Servo Control of "Stepper Motors" for Performance
High pole count permanent magnet synchronous motors can be operated both as closed loop servos and as open loop stepper motors. The performance available from the same motor is greatly improved by operating the motor as a sinusoidally commutated servo motor.
Open loop operation of the motor - that is stepper motor mode - is subject to significant torque drop out due to resonances from the interaction between the motor rotary inertia and the sinusoidal magnetic spring between the rotor and the stator. These resonances significantly reduce the available torque at speeds in the hundreds of RPM's.
Commutating the same motor with sine and cosine winding currents that are modified as the rotor rotates keeps the output torque approximately constant for a given commanded current. This changes the open loop i*k*sin(theta) torque constant of the open loop stepper into a constant i*k - that is the output torque for a given commanded current is no longer a function of angle. Making the torque no longer a function of angle by commutation removes the spring from the open loop stepper spring-mass system. Removing the spring removes the second order system that gives rise to the low frequency resonance, thus commutating the motor directly removes the low frequency resonance that plagues open loop stepper systems.

* [Entries provided]:
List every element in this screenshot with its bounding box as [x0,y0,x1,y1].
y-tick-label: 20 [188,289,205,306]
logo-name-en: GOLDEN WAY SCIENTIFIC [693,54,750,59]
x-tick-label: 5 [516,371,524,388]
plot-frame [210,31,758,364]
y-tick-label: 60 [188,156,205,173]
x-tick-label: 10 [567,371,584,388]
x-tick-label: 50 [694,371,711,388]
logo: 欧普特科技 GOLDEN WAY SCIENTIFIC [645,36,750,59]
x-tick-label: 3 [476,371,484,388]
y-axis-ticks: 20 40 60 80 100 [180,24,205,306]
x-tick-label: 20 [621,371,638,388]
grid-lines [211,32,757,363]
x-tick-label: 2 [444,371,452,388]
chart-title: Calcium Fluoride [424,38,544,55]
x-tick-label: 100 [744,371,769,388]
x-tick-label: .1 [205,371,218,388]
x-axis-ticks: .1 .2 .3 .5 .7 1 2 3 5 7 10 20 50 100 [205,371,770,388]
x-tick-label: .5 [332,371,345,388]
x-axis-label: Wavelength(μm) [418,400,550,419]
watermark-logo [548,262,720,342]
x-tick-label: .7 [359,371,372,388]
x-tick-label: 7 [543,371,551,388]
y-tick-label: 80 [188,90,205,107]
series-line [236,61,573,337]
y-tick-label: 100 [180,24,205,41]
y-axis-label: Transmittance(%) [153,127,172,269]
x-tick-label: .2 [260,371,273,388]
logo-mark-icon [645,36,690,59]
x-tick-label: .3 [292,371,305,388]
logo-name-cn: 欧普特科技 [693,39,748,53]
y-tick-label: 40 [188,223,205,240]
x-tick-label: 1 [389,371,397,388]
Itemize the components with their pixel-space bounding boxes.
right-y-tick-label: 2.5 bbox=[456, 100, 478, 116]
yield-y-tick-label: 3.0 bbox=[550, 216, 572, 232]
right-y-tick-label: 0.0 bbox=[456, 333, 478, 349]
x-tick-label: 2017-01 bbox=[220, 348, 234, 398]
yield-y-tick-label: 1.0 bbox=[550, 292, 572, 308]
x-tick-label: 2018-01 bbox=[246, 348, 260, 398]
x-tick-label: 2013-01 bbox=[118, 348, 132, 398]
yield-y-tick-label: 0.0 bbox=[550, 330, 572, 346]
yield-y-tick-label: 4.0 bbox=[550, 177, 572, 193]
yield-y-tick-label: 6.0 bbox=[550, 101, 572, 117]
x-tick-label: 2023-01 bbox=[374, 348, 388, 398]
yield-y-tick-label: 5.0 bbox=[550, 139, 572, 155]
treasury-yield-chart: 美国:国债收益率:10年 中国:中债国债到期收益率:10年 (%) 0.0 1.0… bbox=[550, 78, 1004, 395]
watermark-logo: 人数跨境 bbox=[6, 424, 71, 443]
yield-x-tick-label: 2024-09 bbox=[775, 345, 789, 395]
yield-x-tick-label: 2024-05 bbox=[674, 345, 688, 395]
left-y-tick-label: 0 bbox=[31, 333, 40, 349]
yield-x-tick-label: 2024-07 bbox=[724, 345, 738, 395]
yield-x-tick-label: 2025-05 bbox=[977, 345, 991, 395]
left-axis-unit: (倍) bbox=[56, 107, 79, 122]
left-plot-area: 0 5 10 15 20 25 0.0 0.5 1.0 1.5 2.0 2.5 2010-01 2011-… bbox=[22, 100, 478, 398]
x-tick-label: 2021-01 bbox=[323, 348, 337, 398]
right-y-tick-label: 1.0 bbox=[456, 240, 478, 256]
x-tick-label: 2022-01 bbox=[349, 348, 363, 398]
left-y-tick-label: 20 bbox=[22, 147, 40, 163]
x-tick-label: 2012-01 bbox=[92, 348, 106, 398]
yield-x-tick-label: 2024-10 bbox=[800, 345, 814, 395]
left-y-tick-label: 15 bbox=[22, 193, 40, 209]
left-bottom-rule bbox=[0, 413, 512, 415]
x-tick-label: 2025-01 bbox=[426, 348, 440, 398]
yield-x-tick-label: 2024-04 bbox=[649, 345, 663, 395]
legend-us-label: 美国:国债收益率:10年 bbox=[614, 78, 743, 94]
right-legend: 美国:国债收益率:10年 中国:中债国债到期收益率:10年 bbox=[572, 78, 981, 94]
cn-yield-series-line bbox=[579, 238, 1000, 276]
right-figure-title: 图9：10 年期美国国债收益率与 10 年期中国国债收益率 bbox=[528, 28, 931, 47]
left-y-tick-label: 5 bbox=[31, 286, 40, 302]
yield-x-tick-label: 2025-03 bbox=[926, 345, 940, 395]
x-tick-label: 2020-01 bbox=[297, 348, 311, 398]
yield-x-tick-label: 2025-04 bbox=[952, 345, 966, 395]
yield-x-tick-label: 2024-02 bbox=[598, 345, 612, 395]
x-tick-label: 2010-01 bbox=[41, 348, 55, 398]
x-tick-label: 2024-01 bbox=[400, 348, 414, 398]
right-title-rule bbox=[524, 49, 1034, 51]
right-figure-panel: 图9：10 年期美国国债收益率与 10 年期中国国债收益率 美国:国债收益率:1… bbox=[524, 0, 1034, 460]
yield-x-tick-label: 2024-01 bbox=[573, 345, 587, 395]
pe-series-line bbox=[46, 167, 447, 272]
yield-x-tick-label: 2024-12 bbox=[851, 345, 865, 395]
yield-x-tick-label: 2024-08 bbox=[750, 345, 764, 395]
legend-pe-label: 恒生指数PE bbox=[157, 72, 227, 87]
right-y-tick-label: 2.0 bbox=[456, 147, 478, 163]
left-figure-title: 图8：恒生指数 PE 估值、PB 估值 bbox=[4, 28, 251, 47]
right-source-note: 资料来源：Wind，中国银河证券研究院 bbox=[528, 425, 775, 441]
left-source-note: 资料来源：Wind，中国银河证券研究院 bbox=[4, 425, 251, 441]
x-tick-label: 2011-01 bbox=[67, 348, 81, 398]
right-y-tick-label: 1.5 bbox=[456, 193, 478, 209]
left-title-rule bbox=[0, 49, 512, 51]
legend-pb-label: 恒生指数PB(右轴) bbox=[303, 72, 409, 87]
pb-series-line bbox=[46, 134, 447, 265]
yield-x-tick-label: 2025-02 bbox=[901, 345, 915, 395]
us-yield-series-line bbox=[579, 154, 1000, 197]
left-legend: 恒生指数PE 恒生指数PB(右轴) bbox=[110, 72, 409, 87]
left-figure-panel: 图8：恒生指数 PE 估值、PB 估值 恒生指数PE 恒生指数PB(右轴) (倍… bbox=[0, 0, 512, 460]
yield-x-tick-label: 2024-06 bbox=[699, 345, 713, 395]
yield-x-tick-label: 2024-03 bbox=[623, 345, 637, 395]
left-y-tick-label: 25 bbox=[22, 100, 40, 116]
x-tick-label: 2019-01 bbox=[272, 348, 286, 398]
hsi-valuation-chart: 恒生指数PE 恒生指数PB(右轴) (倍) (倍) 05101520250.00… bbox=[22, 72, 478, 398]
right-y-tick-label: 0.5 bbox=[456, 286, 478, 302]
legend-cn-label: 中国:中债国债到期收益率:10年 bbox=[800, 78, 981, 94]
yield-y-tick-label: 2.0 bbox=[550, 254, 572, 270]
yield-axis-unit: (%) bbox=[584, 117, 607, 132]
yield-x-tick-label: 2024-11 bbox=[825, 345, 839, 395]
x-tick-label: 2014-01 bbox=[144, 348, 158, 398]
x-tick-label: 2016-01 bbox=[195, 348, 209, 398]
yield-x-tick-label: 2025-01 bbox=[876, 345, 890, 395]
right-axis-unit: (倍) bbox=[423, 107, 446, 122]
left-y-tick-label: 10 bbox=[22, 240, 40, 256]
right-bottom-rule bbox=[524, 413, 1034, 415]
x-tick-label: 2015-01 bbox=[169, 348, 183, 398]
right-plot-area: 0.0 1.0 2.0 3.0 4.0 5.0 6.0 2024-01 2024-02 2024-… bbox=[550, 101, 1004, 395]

* [Problems to solve]:
A – Reproduce the passage on stepper motors word for word, starting with "Servo Control of" and going on through "commutated servo motor.".
B – According to the passage on stepper motors, at what speeds do the resonances significantly reduce the available torque?
The entries have no connection to the passage on stepper motors.

* [Solutions to the tasks]:
A –
Servo Control of "Stepper Motors" for Performance
High pole count permanent magnet synchronous motors can be operated both as closed loop servos and as open loop stepper motors. The performance available from the same motor is greatly improved by operating the motor as a sinusoidally commutated servo motor.

B – At speeds in the hundreds of RPM's.